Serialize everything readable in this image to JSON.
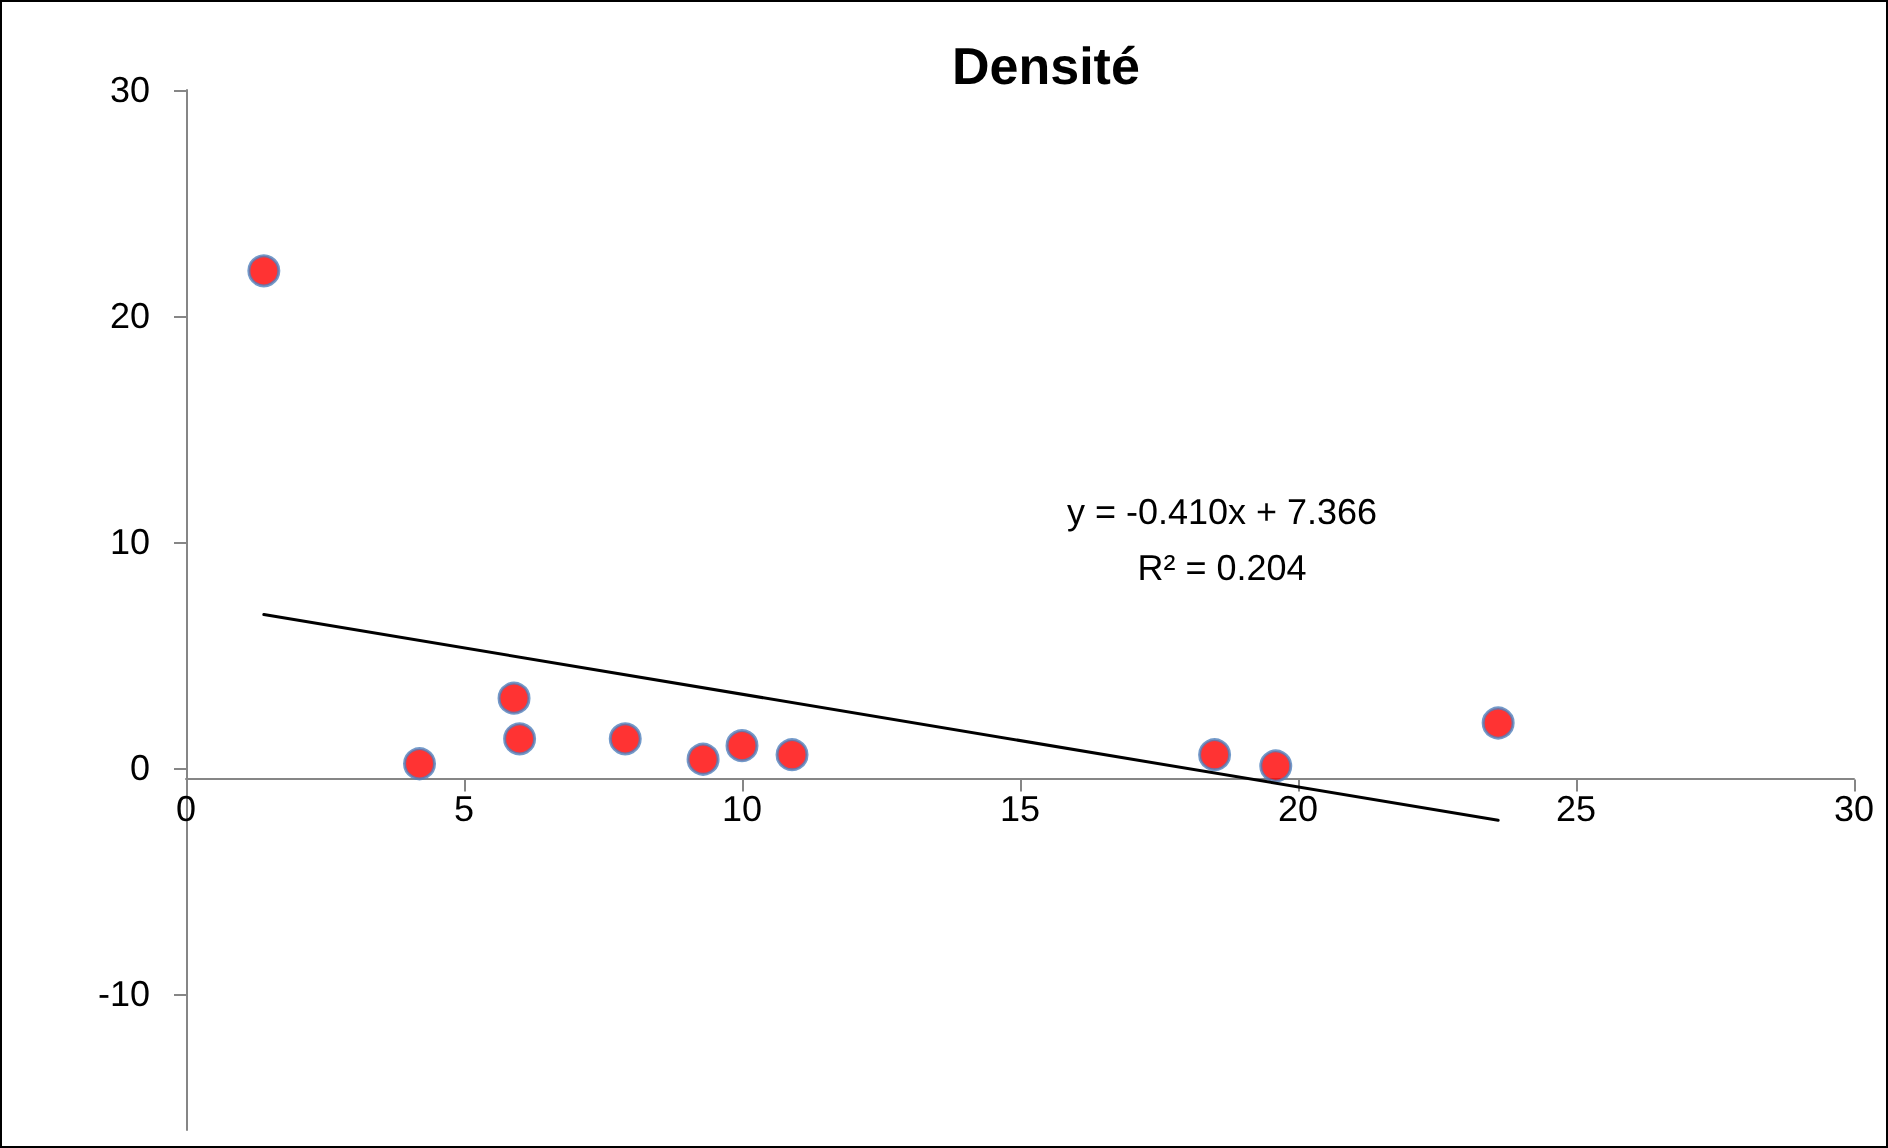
{
  "chart_data": {
    "type": "scatter",
    "title": "Densité",
    "xlim": [
      0,
      30
    ],
    "xticks": [
      0,
      5,
      10,
      15,
      20,
      25,
      30
    ],
    "ylim": [
      -16,
      30
    ],
    "yticks": [
      -10,
      0,
      10,
      20,
      30
    ],
    "marker": "circle",
    "annotations": [
      "y = -0.410x + 7.366",
      "R² = 0.204"
    ],
    "series": [
      {
        "color": "#ff0000",
        "x": [
          1.4,
          4.2,
          5.9,
          6.0,
          7.9,
          9.3,
          10.0,
          10.9,
          18.5,
          19.6,
          23.6
        ],
        "values": [
          22.0,
          0.2,
          3.1,
          1.3,
          1.3,
          0.4,
          1.0,
          0.6,
          0.6,
          0.1,
          2.0
        ]
      },
      {
        "type": "line",
        "color": "#000000",
        "marker": "none",
        "x": [
          1.4,
          23.6
        ],
        "values": [
          6.8,
          -2.3
        ]
      }
    ]
  }
}
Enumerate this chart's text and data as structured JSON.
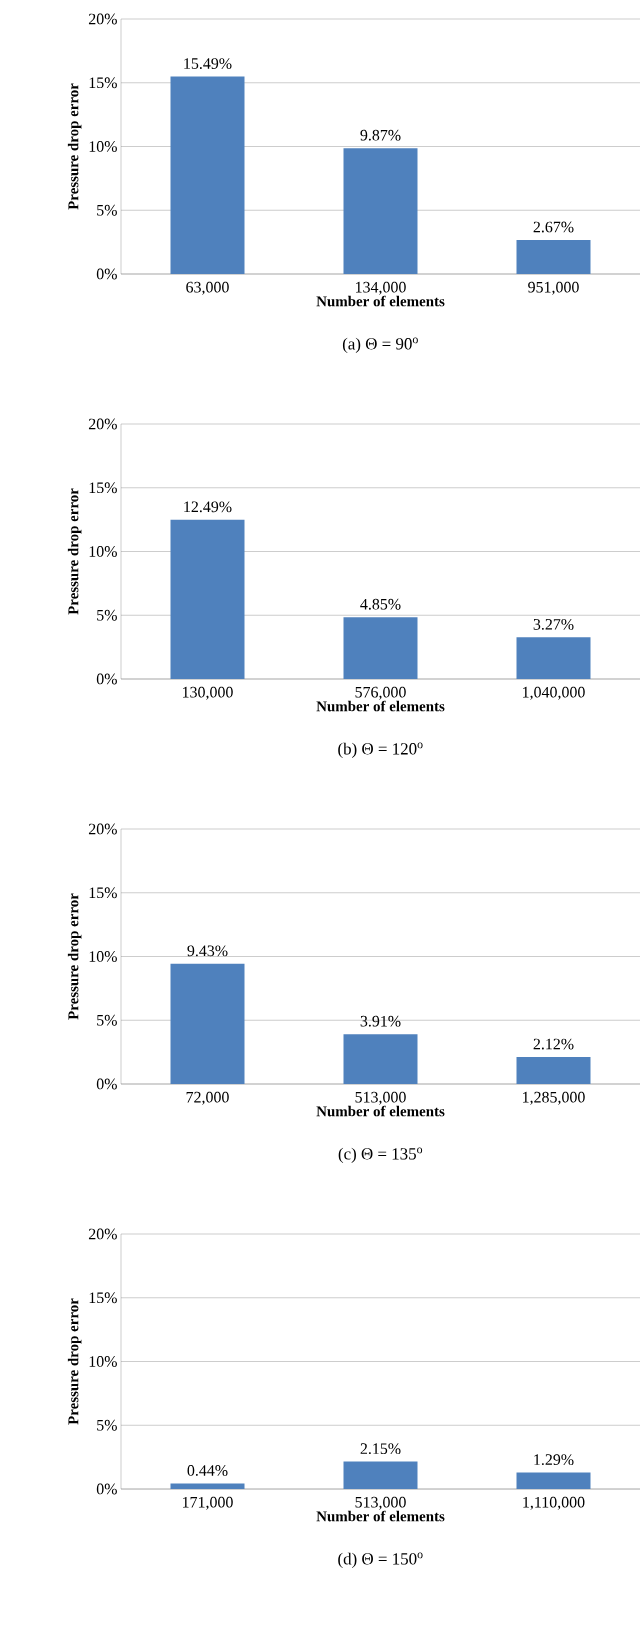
{
  "chart_data": [
    {
      "type": "bar",
      "title": "(a) Θ = 90$^{o}$",
      "xlabel": "Number of elements",
      "ylabel": "Pressure drop error",
      "categories": [
        "63,000",
        "134,000",
        "951,000"
      ],
      "values": [
        15.49,
        9.87,
        2.67
      ],
      "value_labels": [
        "15.49%",
        "9.87%",
        "2.67%"
      ],
      "color": "#4f81bd",
      "ylim": [
        0,
        20
      ],
      "yticks": [
        {
          "value": 0,
          "label": "0%"
        },
        {
          "value": 5,
          "label": "5%"
        },
        {
          "value": 10,
          "label": "10%"
        },
        {
          "value": 15,
          "label": "15%"
        },
        {
          "value": 20,
          "label": "20%"
        }
      ],
      "grid": "y"
    },
    {
      "type": "bar",
      "title": "(b) Θ = 120$^{o}$",
      "xlabel": "Number of elements",
      "ylabel": "Pressure drop error",
      "categories": [
        "130,000",
        "576,000",
        "1,040,000"
      ],
      "values": [
        12.49,
        4.85,
        3.27
      ],
      "value_labels": [
        "12.49%",
        "4.85%",
        "3.27%"
      ],
      "color": "#4f81bd",
      "ylim": [
        0,
        20
      ],
      "yticks": [
        {
          "value": 0,
          "label": "0%"
        },
        {
          "value": 5,
          "label": "5%"
        },
        {
          "value": 10,
          "label": "10%"
        },
        {
          "value": 15,
          "label": "15%"
        },
        {
          "value": 20,
          "label": "20%"
        }
      ],
      "grid": "y"
    },
    {
      "type": "bar",
      "title": "(c) Θ = 135$^{o}$",
      "xlabel": "Number of elements",
      "ylabel": "Pressure drop error",
      "categories": [
        "72,000",
        "513,000",
        "1,285,000"
      ],
      "values": [
        9.43,
        3.91,
        2.12
      ],
      "value_labels": [
        "9.43%",
        "3.91%",
        "2.12%"
      ],
      "color": "#4f81bd",
      "ylim": [
        0,
        20
      ],
      "yticks": [
        {
          "value": 0,
          "label": "0%"
        },
        {
          "value": 5,
          "label": "5%"
        },
        {
          "value": 10,
          "label": "10%"
        },
        {
          "value": 15,
          "label": "15%"
        },
        {
          "value": 20,
          "label": "20%"
        }
      ],
      "grid": "y"
    },
    {
      "type": "bar",
      "title": "(d) Θ = 150$^{o}$",
      "xlabel": "Number of elements",
      "ylabel": "Pressure drop error",
      "categories": [
        "171,000",
        "513,000",
        "1,110,000"
      ],
      "values": [
        0.44,
        2.15,
        1.29
      ],
      "value_labels": [
        "0.44%",
        "2.15%",
        "1.29%"
      ],
      "color": "#4f81bd",
      "ylim": [
        0,
        20
      ],
      "yticks": [
        {
          "value": 0,
          "label": "0%"
        },
        {
          "value": 5,
          "label": "5%"
        },
        {
          "value": 10,
          "label": "10%"
        },
        {
          "value": 15,
          "label": "15%"
        },
        {
          "value": 20,
          "label": "20%"
        }
      ],
      "grid": "y"
    }
  ]
}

TO BE DONE: Count up every line above that has the word "this" in it; answer with the number alone.

CORRECT RESULT: 2